* **What is required**
Copy out all the data, word for word.

* **Provided data**
########
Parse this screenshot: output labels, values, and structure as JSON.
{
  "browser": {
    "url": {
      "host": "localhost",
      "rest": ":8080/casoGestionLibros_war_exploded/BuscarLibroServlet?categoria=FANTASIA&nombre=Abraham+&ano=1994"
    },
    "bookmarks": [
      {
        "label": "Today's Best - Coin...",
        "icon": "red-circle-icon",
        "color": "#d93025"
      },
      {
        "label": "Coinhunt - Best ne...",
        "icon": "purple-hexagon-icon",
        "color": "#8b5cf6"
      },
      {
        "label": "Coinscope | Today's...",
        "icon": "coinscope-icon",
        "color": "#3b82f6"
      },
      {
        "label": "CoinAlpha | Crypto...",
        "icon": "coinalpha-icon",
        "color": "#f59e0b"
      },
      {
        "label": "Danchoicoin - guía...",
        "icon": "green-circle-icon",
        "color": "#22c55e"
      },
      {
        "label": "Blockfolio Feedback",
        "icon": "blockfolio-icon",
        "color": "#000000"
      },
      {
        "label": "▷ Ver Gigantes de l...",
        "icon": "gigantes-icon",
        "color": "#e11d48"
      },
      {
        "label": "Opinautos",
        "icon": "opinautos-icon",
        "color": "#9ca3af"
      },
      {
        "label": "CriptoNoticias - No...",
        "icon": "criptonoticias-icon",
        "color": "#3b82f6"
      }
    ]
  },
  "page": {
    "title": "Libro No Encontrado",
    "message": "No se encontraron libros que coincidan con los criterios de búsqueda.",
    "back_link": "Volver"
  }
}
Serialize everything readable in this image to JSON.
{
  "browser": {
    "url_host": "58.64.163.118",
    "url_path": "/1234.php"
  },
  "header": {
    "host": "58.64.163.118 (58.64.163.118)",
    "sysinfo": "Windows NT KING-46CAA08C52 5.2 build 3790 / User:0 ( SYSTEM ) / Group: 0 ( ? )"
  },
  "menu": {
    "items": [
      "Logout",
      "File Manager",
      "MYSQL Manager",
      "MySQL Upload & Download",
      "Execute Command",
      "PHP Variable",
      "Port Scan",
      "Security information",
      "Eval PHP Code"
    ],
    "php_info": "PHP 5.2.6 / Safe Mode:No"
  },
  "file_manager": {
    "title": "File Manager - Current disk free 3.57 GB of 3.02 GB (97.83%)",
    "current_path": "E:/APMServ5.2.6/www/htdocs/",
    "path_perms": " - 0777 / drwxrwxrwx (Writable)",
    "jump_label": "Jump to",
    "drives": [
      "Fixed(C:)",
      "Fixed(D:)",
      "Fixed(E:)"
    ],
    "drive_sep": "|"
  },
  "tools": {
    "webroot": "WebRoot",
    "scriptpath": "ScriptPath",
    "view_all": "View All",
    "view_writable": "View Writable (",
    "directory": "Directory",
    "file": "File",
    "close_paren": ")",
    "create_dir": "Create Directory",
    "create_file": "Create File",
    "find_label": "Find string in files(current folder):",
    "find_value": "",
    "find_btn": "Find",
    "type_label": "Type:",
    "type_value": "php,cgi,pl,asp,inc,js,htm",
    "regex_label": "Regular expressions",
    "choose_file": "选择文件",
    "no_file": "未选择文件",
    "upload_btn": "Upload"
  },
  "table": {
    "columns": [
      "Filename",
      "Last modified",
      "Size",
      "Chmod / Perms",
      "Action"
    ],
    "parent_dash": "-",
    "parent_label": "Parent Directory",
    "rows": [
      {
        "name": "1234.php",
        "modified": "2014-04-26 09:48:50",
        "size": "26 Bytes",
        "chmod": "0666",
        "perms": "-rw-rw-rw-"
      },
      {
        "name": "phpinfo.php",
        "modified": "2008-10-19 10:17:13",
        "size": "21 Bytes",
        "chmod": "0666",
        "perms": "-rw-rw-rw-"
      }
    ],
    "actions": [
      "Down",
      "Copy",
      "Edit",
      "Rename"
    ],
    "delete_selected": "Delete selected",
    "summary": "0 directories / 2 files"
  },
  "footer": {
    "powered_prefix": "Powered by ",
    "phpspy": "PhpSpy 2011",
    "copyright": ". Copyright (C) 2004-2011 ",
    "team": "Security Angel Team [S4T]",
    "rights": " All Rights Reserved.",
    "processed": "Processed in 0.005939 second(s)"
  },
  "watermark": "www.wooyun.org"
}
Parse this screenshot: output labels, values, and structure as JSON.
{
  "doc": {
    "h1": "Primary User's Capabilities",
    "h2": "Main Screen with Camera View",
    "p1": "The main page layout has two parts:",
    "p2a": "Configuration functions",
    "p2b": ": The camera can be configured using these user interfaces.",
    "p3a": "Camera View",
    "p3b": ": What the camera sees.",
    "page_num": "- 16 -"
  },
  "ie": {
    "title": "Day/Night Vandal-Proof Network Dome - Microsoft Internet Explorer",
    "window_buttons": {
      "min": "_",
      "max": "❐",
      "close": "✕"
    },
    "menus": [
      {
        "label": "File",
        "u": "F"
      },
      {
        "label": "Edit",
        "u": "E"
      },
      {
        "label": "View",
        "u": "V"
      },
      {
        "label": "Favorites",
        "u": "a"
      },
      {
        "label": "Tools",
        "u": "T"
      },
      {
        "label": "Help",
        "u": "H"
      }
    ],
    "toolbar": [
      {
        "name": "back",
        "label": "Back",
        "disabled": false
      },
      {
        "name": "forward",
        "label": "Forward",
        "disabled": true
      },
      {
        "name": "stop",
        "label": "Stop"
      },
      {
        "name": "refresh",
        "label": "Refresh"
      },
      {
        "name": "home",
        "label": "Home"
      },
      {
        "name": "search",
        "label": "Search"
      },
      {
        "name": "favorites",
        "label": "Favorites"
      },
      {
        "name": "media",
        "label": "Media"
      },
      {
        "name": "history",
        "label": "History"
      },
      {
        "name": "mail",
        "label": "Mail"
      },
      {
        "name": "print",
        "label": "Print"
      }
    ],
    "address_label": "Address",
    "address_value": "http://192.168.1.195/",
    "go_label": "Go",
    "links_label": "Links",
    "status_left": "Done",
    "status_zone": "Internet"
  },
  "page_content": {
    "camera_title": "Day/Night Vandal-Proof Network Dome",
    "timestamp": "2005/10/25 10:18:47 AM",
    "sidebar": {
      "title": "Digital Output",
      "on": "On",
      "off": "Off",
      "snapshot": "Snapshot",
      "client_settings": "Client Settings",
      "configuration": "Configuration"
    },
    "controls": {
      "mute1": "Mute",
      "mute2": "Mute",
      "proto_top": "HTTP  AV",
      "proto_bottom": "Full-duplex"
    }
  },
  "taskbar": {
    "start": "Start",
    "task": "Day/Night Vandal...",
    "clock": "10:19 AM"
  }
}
########
* **Written solution**
Parse this screenshot: output labels, values, and structure as JSON.
{
  "browser": {
    "url": {
      "host": "localhost",
      "rest": ":8080/casoGestionLibros_war_exploded/BuscarLibroServlet?categoria=FANTASIA&nombre=Abraham+&ano=1994"
    },
    "bookmarks": [
      {
        "label": "Today's Best - Coin...",
        "icon": "red-circle-icon",
        "color": "#d93025"
      },
      {
        "label": "Coinhunt - Best ne...",
        "icon": "purple-hexagon-icon",
        "color": "#8b5cf6"
      },
      {
        "label": "Coinscope | Today's...",
        "icon": "coinscope-icon",
        "color": "#3b82f6"
      },
      {
        "label": "CoinAlpha | Crypto...",
        "icon": "coinalpha-icon",
        "color": "#f59e0b"
      },
      {
        "label": "Danchoicoin - guía...",
        "icon": "green-circle-icon",
        "color": "#22c55e"
      },
      {
        "label": "Blockfolio Feedback",
        "icon": "blockfolio-icon",
        "color": "#000000"
      },
      {
        "label": "▷ Ver Gigantes de l...",
        "icon": "gigantes-icon",
        "color": "#e11d48"
      },
      {
        "label": "Opinautos",
        "icon": "opinautos-icon",
        "color": "#9ca3af"
      },
      {
        "label": "CriptoNoticias - No...",
        "icon": "criptonoticias-icon",
        "color": "#3b82f6"
      }
    ]
  },
  "page": {
    "title": "Libro No Encontrado",
    "message": "No se encontraron libros que coincidan con los criterios de búsqueda.",
    "back_link": "Volver"
  }
}
Serialize everything readable in this image to JSON.
{
  "browser": {
    "url_host": "58.64.163.118",
    "url_path": "/1234.php"
  },
  "header": {
    "host": "58.64.163.118 (58.64.163.118)",
    "sysinfo": "Windows NT KING-46CAA08C52 5.2 build 3790 / User:0 ( SYSTEM ) / Group: 0 ( ? )"
  },
  "menu": {
    "items": [
      "Logout",
      "File Manager",
      "MYSQL Manager",
      "MySQL Upload & Download",
      "Execute Command",
      "PHP Variable",
      "Port Scan",
      "Security information",
      "Eval PHP Code"
    ],
    "php_info": "PHP 5.2.6 / Safe Mode:No"
  },
  "file_manager": {
    "title": "File Manager - Current disk free 3.57 GB of 3.02 GB (97.83%)",
    "current_path": "E:/APMServ5.2.6/www/htdocs/",
    "path_perms": " - 0777 / drwxrwxrwx (Writable)",
    "jump_label": "Jump to",
    "drives": [
      "Fixed(C:)",
      "Fixed(D:)",
      "Fixed(E:)"
    ],
    "drive_sep": "|"
  },
  "tools": {
    "webroot": "WebRoot",
    "scriptpath": "ScriptPath",
    "view_all": "View All",
    "view_writable": "View Writable (",
    "directory": "Directory",
    "file": "File",
    "close_paren": ")",
    "create_dir": "Create Directory",
    "create_file": "Create File",
    "find_label": "Find string in files(current folder):",
    "find_value": "",
    "find_btn": "Find",
    "type_label": "Type:",
    "type_value": "php,cgi,pl,asp,inc,js,htm",
    "regex_label": "Regular expressions",
    "choose_file": "选择文件",
    "no_file": "未选择文件",
    "upload_btn": "Upload"
  },
  "table": {
    "columns": [
      "Filename",
      "Last modified",
      "Size",
      "Chmod / Perms",
      "Action"
    ],
    "parent_dash": "-",
    "parent_label": "Parent Directory",
    "rows": [
      {
        "name": "1234.php",
        "modified": "2014-04-26 09:48:50",
        "size": "26 Bytes",
        "chmod": "0666",
        "perms": "-rw-rw-rw-"
      },
      {
        "name": "phpinfo.php",
        "modified": "2008-10-19 10:17:13",
        "size": "21 Bytes",
        "chmod": "0666",
        "perms": "-rw-rw-rw-"
      }
    ],
    "actions": [
      "Down",
      "Copy",
      "Edit",
      "Rename"
    ],
    "delete_selected": "Delete selected",
    "summary": "0 directories / 2 files"
  },
  "footer": {
    "powered_prefix": "Powered by ",
    "phpspy": "PhpSpy 2011",
    "copyright": ". Copyright (C) 2004-2011 ",
    "team": "Security Angel Team [S4T]",
    "rights": " All Rights Reserved.",
    "processed": "Processed in 0.005939 second(s)"
  },
  "watermark": "www.wooyun.org"
}
Parse this screenshot: output labels, values, and structure as JSON.
{
  "doc": {
    "h1": "Primary User's Capabilities",
    "h2": "Main Screen with Camera View",
    "p1": "The main page layout has two parts:",
    "p2a": "Configuration functions",
    "p2b": ": The camera can be configured using these user interfaces.",
    "p3a": "Camera View",
    "p3b": ": What the camera sees.",
    "page_num": "- 16 -"
  },
  "ie": {
    "title": "Day/Night Vandal-Proof Network Dome - Microsoft Internet Explorer",
    "window_buttons": {
      "min": "_",
      "max": "❐",
      "close": "✕"
    },
    "menus": [
      {
        "label": "File",
        "u": "F"
      },
      {
        "label": "Edit",
        "u": "E"
      },
      {
        "label": "View",
        "u": "V"
      },
      {
        "label": "Favorites",
        "u": "a"
      },
      {
        "label": "Tools",
        "u": "T"
      },
      {
        "label": "Help",
        "u": "H"
      }
    ],
    "toolbar": [
      {
        "name": "back",
        "label": "Back",
        "disabled": false
      },
      {
        "name": "forward",
        "label": "Forward",
        "disabled": true
      },
      {
        "name": "stop",
        "label": "Stop"
      },
      {
        "name": "refresh",
        "label": "Refresh"
      },
      {
        "name": "home",
        "label": "Home"
      },
      {
        "name": "search",
        "label": "Search"
      },
      {
        "name": "favorites",
        "label": "Favorites"
      },
      {
        "name": "media",
        "label": "Media"
      },
      {
        "name": "history",
        "label": "History"
      },
      {
        "name": "mail",
        "label": "Mail"
      },
      {
        "name": "print",
        "label": "Print"
      }
    ],
    "address_label": "Address",
    "address_value": "http://192.168.1.195/",
    "go_label": "Go",
    "links_label": "Links",
    "status_left": "Done",
    "status_zone": "Internet"
  },
  "page_content": {
    "camera_title": "Day/Night Vandal-Proof Network Dome",
    "timestamp": "2005/10/25 10:18:47 AM",
    "sidebar": {
      "title": "Digital Output",
      "on": "On",
      "off": "Off",
      "snapshot": "Snapshot",
      "client_settings": "Client Settings",
      "configuration": "Configuration"
    },
    "controls": {
      "mute1": "Mute",
      "mute2": "Mute",
      "proto_top": "HTTP  AV",
      "proto_bottom": "Full-duplex"
    }
  },
  "taskbar": {
    "start": "Start",
    "task": "Day/Night Vandal...",
    "clock": "10:19 AM"
  }
}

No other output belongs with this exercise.